## RECORDS PROVIDED

::::

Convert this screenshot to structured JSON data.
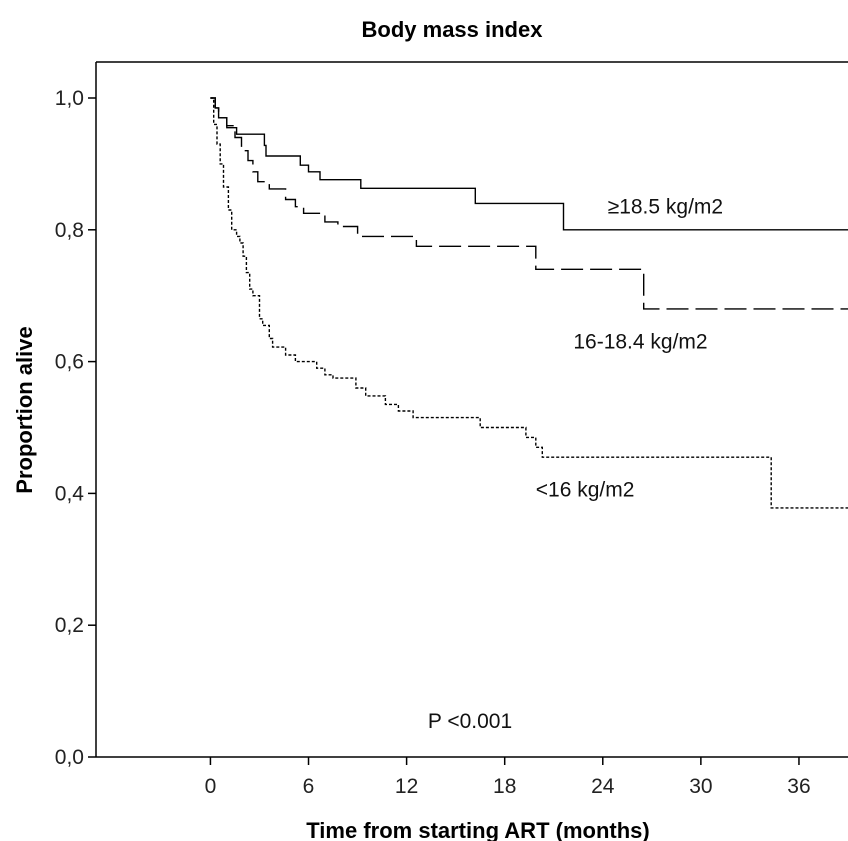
{
  "chart_data": {
    "type": "line",
    "title": "Body mass index",
    "xlabel": "Time from starting ART (months)",
    "ylabel": "Proportion alive",
    "xlim": [
      -7,
      39
    ],
    "ylim": [
      0,
      1.0
    ],
    "x_ticks": [
      {
        "value": 0,
        "label": "0"
      },
      {
        "value": 6,
        "label": "6"
      },
      {
        "value": 12,
        "label": "12"
      },
      {
        "value": 18,
        "label": "18"
      },
      {
        "value": 24,
        "label": "24"
      },
      {
        "value": 30,
        "label": "30"
      },
      {
        "value": 36,
        "label": "36"
      }
    ],
    "y_ticks": [
      {
        "value": 0.0,
        "label": "0,0"
      },
      {
        "value": 0.2,
        "label": "0,2"
      },
      {
        "value": 0.4,
        "label": "0,4"
      },
      {
        "value": 0.6,
        "label": "0,6"
      },
      {
        "value": 0.8,
        "label": "0,8"
      },
      {
        "value": 1.0,
        "label": "1,0"
      }
    ],
    "grid": false,
    "legend": "none",
    "annotation": "P <0.001",
    "series": [
      {
        "name": "≥18.5 kg/m2",
        "line_style": "solid",
        "label_at": {
          "x": 24.3,
          "y": 0.825
        },
        "points": [
          [
            0,
            1.0
          ],
          [
            0.3,
            1.0
          ],
          [
            0.3,
            0.985
          ],
          [
            0.5,
            0.985
          ],
          [
            0.5,
            0.97
          ],
          [
            1.0,
            0.97
          ],
          [
            1.0,
            0.955
          ],
          [
            1.6,
            0.955
          ],
          [
            1.6,
            0.945
          ],
          [
            3.3,
            0.945
          ],
          [
            3.3,
            0.928
          ],
          [
            3.4,
            0.928
          ],
          [
            3.4,
            0.912
          ],
          [
            5.5,
            0.912
          ],
          [
            5.5,
            0.898
          ],
          [
            6.0,
            0.898
          ],
          [
            6.0,
            0.888
          ],
          [
            6.7,
            0.888
          ],
          [
            6.7,
            0.876
          ],
          [
            9.2,
            0.876
          ],
          [
            9.2,
            0.863
          ],
          [
            16.2,
            0.863
          ],
          [
            16.2,
            0.84
          ],
          [
            21.6,
            0.84
          ],
          [
            21.6,
            0.8
          ],
          [
            39,
            0.8
          ]
        ]
      },
      {
        "name": "16-18.4 kg/m2",
        "line_style": "dashed",
        "label_at": {
          "x": 22.2,
          "y": 0.62
        },
        "points": [
          [
            0,
            1.0
          ],
          [
            0.3,
            1.0
          ],
          [
            0.3,
            0.985
          ],
          [
            0.5,
            0.985
          ],
          [
            0.5,
            0.97
          ],
          [
            1.0,
            0.97
          ],
          [
            1.0,
            0.958
          ],
          [
            1.5,
            0.958
          ],
          [
            1.5,
            0.94
          ],
          [
            1.9,
            0.94
          ],
          [
            1.9,
            0.92
          ],
          [
            2.3,
            0.92
          ],
          [
            2.3,
            0.905
          ],
          [
            2.6,
            0.905
          ],
          [
            2.6,
            0.888
          ],
          [
            2.9,
            0.888
          ],
          [
            2.9,
            0.873
          ],
          [
            3.6,
            0.873
          ],
          [
            3.6,
            0.862
          ],
          [
            4.6,
            0.862
          ],
          [
            4.6,
            0.846
          ],
          [
            5.2,
            0.846
          ],
          [
            5.2,
            0.835
          ],
          [
            5.7,
            0.835
          ],
          [
            5.7,
            0.825
          ],
          [
            7.0,
            0.825
          ],
          [
            7.0,
            0.812
          ],
          [
            7.8,
            0.812
          ],
          [
            7.8,
            0.805
          ],
          [
            9.0,
            0.805
          ],
          [
            9.0,
            0.79
          ],
          [
            12.6,
            0.79
          ],
          [
            12.6,
            0.775
          ],
          [
            19.9,
            0.775
          ],
          [
            19.9,
            0.74
          ],
          [
            26.5,
            0.74
          ],
          [
            26.5,
            0.68
          ],
          [
            39,
            0.68
          ]
        ]
      },
      {
        "name": "<16 kg/m2",
        "line_style": "dotted",
        "label_at": {
          "x": 19.9,
          "y": 0.395
        },
        "points": [
          [
            0,
            1.0
          ],
          [
            0.2,
            1.0
          ],
          [
            0.2,
            0.96
          ],
          [
            0.4,
            0.96
          ],
          [
            0.4,
            0.93
          ],
          [
            0.6,
            0.93
          ],
          [
            0.6,
            0.9
          ],
          [
            0.8,
            0.9
          ],
          [
            0.8,
            0.865
          ],
          [
            1.1,
            0.865
          ],
          [
            1.1,
            0.83
          ],
          [
            1.3,
            0.83
          ],
          [
            1.3,
            0.8
          ],
          [
            1.6,
            0.8
          ],
          [
            1.6,
            0.79
          ],
          [
            1.8,
            0.79
          ],
          [
            1.8,
            0.78
          ],
          [
            2.0,
            0.78
          ],
          [
            2.0,
            0.76
          ],
          [
            2.2,
            0.76
          ],
          [
            2.2,
            0.735
          ],
          [
            2.4,
            0.735
          ],
          [
            2.4,
            0.71
          ],
          [
            2.6,
            0.71
          ],
          [
            2.6,
            0.7
          ],
          [
            3.0,
            0.7
          ],
          [
            3.0,
            0.665
          ],
          [
            3.2,
            0.665
          ],
          [
            3.2,
            0.655
          ],
          [
            3.6,
            0.655
          ],
          [
            3.6,
            0.635
          ],
          [
            3.8,
            0.635
          ],
          [
            3.8,
            0.622
          ],
          [
            4.6,
            0.622
          ],
          [
            4.6,
            0.61
          ],
          [
            5.2,
            0.61
          ],
          [
            5.2,
            0.6
          ],
          [
            6.5,
            0.6
          ],
          [
            6.5,
            0.59
          ],
          [
            7.0,
            0.59
          ],
          [
            7.0,
            0.58
          ],
          [
            7.5,
            0.58
          ],
          [
            7.5,
            0.575
          ],
          [
            8.9,
            0.575
          ],
          [
            8.9,
            0.56
          ],
          [
            9.5,
            0.56
          ],
          [
            9.5,
            0.548
          ],
          [
            10.7,
            0.548
          ],
          [
            10.7,
            0.535
          ],
          [
            11.5,
            0.535
          ],
          [
            11.5,
            0.525
          ],
          [
            12.4,
            0.525
          ],
          [
            12.4,
            0.515
          ],
          [
            16.5,
            0.515
          ],
          [
            16.5,
            0.5
          ],
          [
            19.3,
            0.5
          ],
          [
            19.3,
            0.485
          ],
          [
            19.9,
            0.485
          ],
          [
            19.9,
            0.47
          ],
          [
            20.3,
            0.47
          ],
          [
            20.3,
            0.455
          ],
          [
            34.3,
            0.455
          ],
          [
            34.3,
            0.378
          ],
          [
            39,
            0.378
          ]
        ]
      }
    ]
  }
}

::::

## TASK PROMPT
Read through the lines above and collect those that contain the string "name".

## RESULT BELOW
        "name": "≥18.5 kg/m2",
        "name": "16-18.4 kg/m2",
        "name": "<16 kg/m2",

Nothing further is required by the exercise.